# [TASK TO COMPLETE]
Copy everything in the listing below word for word, apart from any images.

begin DATA FOR THIS EXERCISE

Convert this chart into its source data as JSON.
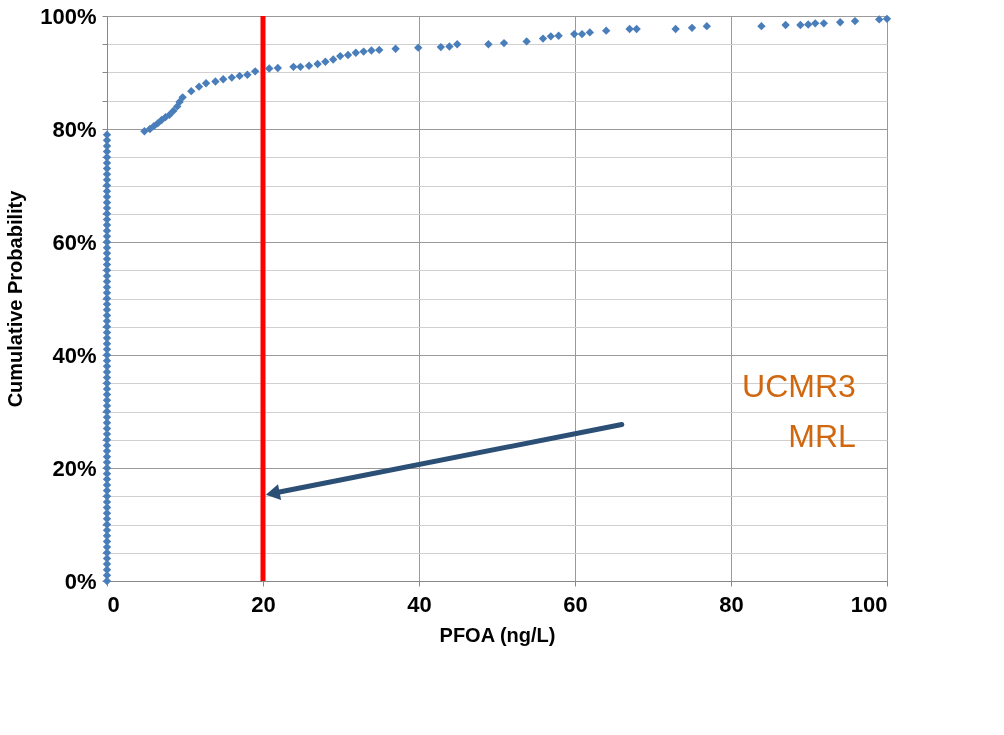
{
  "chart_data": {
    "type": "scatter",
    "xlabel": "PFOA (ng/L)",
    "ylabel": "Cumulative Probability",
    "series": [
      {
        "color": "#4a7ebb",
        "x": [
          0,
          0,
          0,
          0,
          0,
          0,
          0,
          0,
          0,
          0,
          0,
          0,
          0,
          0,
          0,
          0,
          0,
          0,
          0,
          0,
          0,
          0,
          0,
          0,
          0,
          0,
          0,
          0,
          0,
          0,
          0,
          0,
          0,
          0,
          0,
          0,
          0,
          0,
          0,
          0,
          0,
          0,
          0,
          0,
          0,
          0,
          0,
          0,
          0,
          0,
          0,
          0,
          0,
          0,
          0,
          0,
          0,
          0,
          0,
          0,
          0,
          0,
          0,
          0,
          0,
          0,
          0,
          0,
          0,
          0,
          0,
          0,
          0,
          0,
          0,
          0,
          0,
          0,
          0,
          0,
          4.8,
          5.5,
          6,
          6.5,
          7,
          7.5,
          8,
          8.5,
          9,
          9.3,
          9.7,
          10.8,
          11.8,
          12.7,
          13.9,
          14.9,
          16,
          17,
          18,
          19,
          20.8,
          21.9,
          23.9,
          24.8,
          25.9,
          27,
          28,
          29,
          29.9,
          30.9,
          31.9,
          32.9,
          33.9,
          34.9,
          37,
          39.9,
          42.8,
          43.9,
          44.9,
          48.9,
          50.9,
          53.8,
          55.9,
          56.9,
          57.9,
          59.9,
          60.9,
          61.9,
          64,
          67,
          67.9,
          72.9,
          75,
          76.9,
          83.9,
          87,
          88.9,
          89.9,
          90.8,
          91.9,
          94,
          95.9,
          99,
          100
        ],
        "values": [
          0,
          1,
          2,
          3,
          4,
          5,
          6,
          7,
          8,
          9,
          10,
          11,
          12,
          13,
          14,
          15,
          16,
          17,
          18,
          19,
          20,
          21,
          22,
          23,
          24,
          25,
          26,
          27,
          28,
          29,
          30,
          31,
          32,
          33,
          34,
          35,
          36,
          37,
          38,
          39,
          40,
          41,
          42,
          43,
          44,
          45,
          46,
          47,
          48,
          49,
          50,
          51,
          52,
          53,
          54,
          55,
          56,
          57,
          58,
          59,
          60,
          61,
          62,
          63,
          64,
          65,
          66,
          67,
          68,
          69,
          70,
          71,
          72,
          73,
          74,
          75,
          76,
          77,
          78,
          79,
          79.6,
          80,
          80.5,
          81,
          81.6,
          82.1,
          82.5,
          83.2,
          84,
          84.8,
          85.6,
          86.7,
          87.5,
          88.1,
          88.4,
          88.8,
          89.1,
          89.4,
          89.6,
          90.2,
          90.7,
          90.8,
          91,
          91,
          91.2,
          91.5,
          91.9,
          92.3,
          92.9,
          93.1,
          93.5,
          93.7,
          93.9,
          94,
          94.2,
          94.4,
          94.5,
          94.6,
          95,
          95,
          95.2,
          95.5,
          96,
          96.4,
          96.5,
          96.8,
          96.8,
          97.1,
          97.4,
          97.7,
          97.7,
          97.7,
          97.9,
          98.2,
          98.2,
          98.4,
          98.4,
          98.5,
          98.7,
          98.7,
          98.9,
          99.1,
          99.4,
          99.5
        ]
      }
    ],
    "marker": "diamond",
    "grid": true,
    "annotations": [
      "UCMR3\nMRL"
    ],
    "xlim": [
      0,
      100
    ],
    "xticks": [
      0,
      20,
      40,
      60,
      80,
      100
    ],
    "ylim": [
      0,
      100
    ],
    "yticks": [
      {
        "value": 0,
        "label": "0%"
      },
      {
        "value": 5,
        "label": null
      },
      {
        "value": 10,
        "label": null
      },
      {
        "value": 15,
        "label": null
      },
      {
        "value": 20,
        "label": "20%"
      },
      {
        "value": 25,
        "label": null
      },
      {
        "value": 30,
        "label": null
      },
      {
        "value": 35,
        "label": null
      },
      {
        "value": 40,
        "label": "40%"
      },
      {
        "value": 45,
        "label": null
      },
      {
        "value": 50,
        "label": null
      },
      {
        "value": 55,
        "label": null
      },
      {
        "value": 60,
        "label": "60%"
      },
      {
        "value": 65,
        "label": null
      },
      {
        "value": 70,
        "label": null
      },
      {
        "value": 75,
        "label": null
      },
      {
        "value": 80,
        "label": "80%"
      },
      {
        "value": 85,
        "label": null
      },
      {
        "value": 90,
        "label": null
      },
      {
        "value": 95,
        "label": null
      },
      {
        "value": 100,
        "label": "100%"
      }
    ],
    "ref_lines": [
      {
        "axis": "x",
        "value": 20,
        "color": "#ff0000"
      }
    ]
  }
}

end DATA FOR THIS EXERCISE

# [RESULT OF THE EXERCISE]
Convert this chart into its source data as JSON.
{
  "chart_data": {
    "type": "scatter",
    "xlabel": "PFOA (ng/L)",
    "ylabel": "Cumulative Probability",
    "series": [
      {
        "color": "#4a7ebb",
        "x": [
          0,
          0,
          0,
          0,
          0,
          0,
          0,
          0,
          0,
          0,
          0,
          0,
          0,
          0,
          0,
          0,
          0,
          0,
          0,
          0,
          0,
          0,
          0,
          0,
          0,
          0,
          0,
          0,
          0,
          0,
          0,
          0,
          0,
          0,
          0,
          0,
          0,
          0,
          0,
          0,
          0,
          0,
          0,
          0,
          0,
          0,
          0,
          0,
          0,
          0,
          0,
          0,
          0,
          0,
          0,
          0,
          0,
          0,
          0,
          0,
          0,
          0,
          0,
          0,
          0,
          0,
          0,
          0,
          0,
          0,
          0,
          0,
          0,
          0,
          0,
          0,
          0,
          0,
          0,
          0,
          4.8,
          5.5,
          6,
          6.5,
          7,
          7.5,
          8,
          8.5,
          9,
          9.3,
          9.7,
          10.8,
          11.8,
          12.7,
          13.9,
          14.9,
          16,
          17,
          18,
          19,
          20.8,
          21.9,
          23.9,
          24.8,
          25.9,
          27,
          28,
          29,
          29.9,
          30.9,
          31.9,
          32.9,
          33.9,
          34.9,
          37,
          39.9,
          42.8,
          43.9,
          44.9,
          48.9,
          50.9,
          53.8,
          55.9,
          56.9,
          57.9,
          59.9,
          60.9,
          61.9,
          64,
          67,
          67.9,
          72.9,
          75,
          76.9,
          83.9,
          87,
          88.9,
          89.9,
          90.8,
          91.9,
          94,
          95.9,
          99,
          100
        ],
        "values": [
          0,
          1,
          2,
          3,
          4,
          5,
          6,
          7,
          8,
          9,
          10,
          11,
          12,
          13,
          14,
          15,
          16,
          17,
          18,
          19,
          20,
          21,
          22,
          23,
          24,
          25,
          26,
          27,
          28,
          29,
          30,
          31,
          32,
          33,
          34,
          35,
          36,
          37,
          38,
          39,
          40,
          41,
          42,
          43,
          44,
          45,
          46,
          47,
          48,
          49,
          50,
          51,
          52,
          53,
          54,
          55,
          56,
          57,
          58,
          59,
          60,
          61,
          62,
          63,
          64,
          65,
          66,
          67,
          68,
          69,
          70,
          71,
          72,
          73,
          74,
          75,
          76,
          77,
          78,
          79,
          79.6,
          80,
          80.5,
          81,
          81.6,
          82.1,
          82.5,
          83.2,
          84,
          84.8,
          85.6,
          86.7,
          87.5,
          88.1,
          88.4,
          88.8,
          89.1,
          89.4,
          89.6,
          90.2,
          90.7,
          90.8,
          91,
          91,
          91.2,
          91.5,
          91.9,
          92.3,
          92.9,
          93.1,
          93.5,
          93.7,
          93.9,
          94,
          94.2,
          94.4,
          94.5,
          94.6,
          95,
          95,
          95.2,
          95.5,
          96,
          96.4,
          96.5,
          96.8,
          96.8,
          97.1,
          97.4,
          97.7,
          97.7,
          97.7,
          97.9,
          98.2,
          98.2,
          98.4,
          98.4,
          98.5,
          98.7,
          98.7,
          98.9,
          99.1,
          99.4,
          99.5
        ]
      }
    ],
    "marker": "diamond",
    "grid": true,
    "annotations": [
      "UCMR3\nMRL"
    ],
    "xlim": [
      0,
      100
    ],
    "xticks": [
      0,
      20,
      40,
      60,
      80,
      100
    ],
    "ylim": [
      0,
      100
    ],
    "yticks": [
      {
        "value": 0,
        "label": "0%"
      },
      {
        "value": 5,
        "label": null
      },
      {
        "value": 10,
        "label": null
      },
      {
        "value": 15,
        "label": null
      },
      {
        "value": 20,
        "label": "20%"
      },
      {
        "value": 25,
        "label": null
      },
      {
        "value": 30,
        "label": null
      },
      {
        "value": 35,
        "label": null
      },
      {
        "value": 40,
        "label": "40%"
      },
      {
        "value": 45,
        "label": null
      },
      {
        "value": 50,
        "label": null
      },
      {
        "value": 55,
        "label": null
      },
      {
        "value": 60,
        "label": "60%"
      },
      {
        "value": 65,
        "label": null
      },
      {
        "value": 70,
        "label": null
      },
      {
        "value": 75,
        "label": null
      },
      {
        "value": 80,
        "label": "80%"
      },
      {
        "value": 85,
        "label": null
      },
      {
        "value": 90,
        "label": null
      },
      {
        "value": 95,
        "label": null
      },
      {
        "value": 100,
        "label": "100%"
      }
    ],
    "ref_lines": [
      {
        "axis": "x",
        "value": 20,
        "color": "#ff0000"
      }
    ]
  }
}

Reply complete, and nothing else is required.